Wherever the word "Musée" appears in a line, copy that line.

Records from a data collection
^^^^^^^^
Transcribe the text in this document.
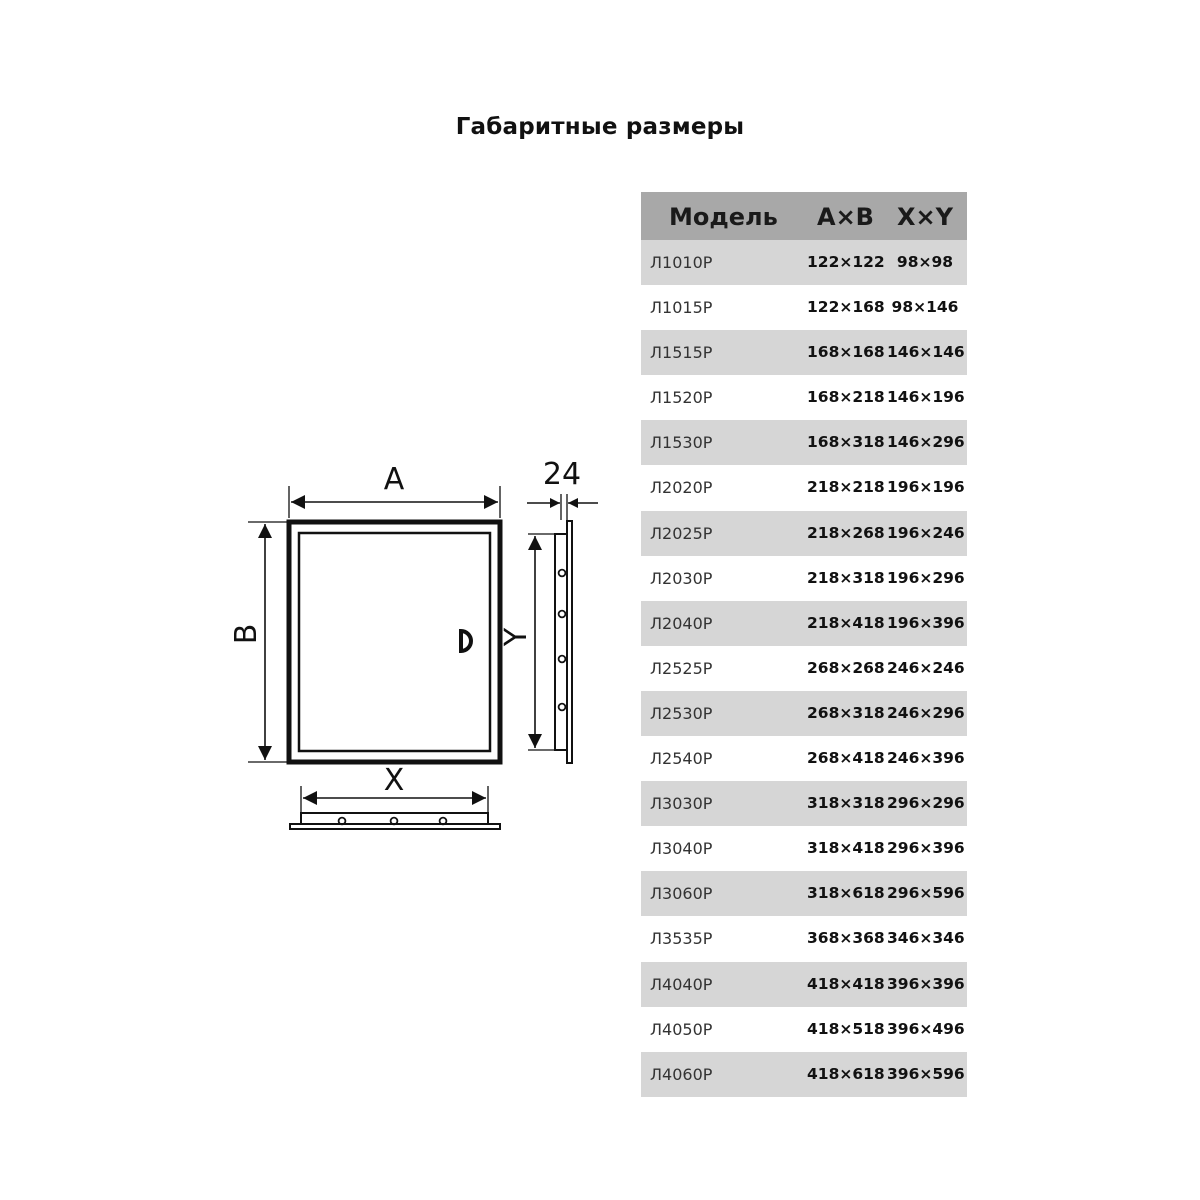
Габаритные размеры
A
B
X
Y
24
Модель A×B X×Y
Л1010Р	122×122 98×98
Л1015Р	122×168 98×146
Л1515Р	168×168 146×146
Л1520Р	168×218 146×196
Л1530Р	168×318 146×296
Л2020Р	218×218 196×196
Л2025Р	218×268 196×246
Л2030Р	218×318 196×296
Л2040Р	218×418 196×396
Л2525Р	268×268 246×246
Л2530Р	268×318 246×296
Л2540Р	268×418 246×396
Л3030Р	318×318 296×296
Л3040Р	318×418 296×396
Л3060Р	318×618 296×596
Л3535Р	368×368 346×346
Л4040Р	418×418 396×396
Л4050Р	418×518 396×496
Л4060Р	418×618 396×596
^^^^^^^^
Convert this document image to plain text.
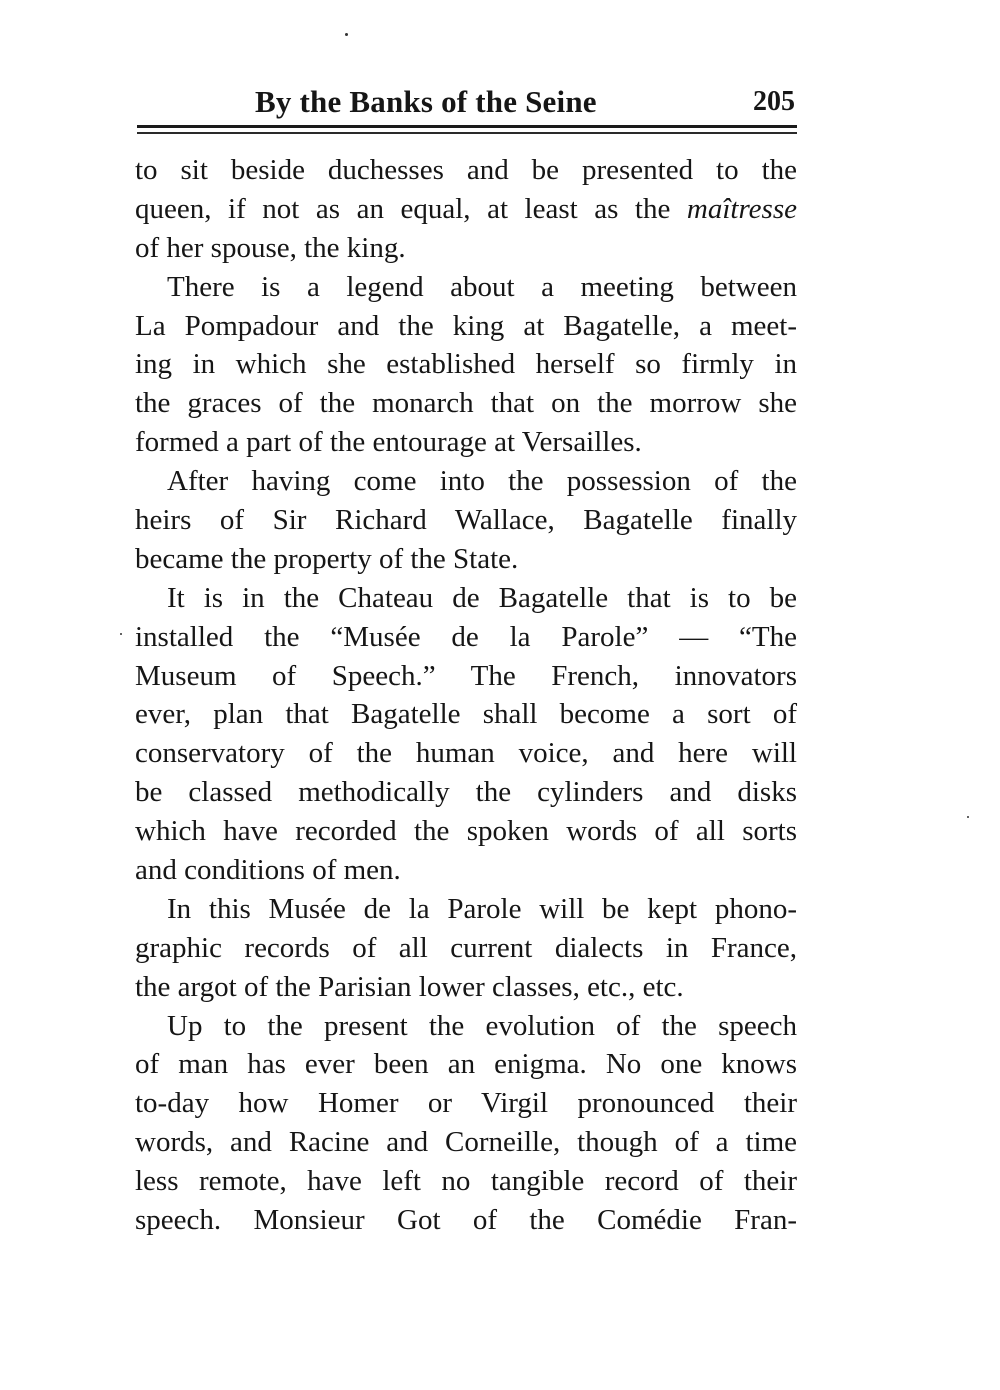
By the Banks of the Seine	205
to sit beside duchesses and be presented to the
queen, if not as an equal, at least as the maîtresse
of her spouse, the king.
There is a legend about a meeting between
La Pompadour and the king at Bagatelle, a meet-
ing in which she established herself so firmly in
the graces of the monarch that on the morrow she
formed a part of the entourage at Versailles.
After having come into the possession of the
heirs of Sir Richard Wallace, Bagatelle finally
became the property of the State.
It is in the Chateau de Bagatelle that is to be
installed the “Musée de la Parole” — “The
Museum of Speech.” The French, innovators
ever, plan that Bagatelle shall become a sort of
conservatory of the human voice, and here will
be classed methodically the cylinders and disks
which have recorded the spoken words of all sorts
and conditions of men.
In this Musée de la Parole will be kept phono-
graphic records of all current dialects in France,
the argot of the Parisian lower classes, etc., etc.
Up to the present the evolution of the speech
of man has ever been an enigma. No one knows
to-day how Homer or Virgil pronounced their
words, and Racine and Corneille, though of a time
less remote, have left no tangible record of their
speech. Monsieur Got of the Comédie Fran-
^^^^^^^^
Result for this exercise ::
installed the “Musée de la Parole” — “The
In this Musée de la Parole will be kept phono-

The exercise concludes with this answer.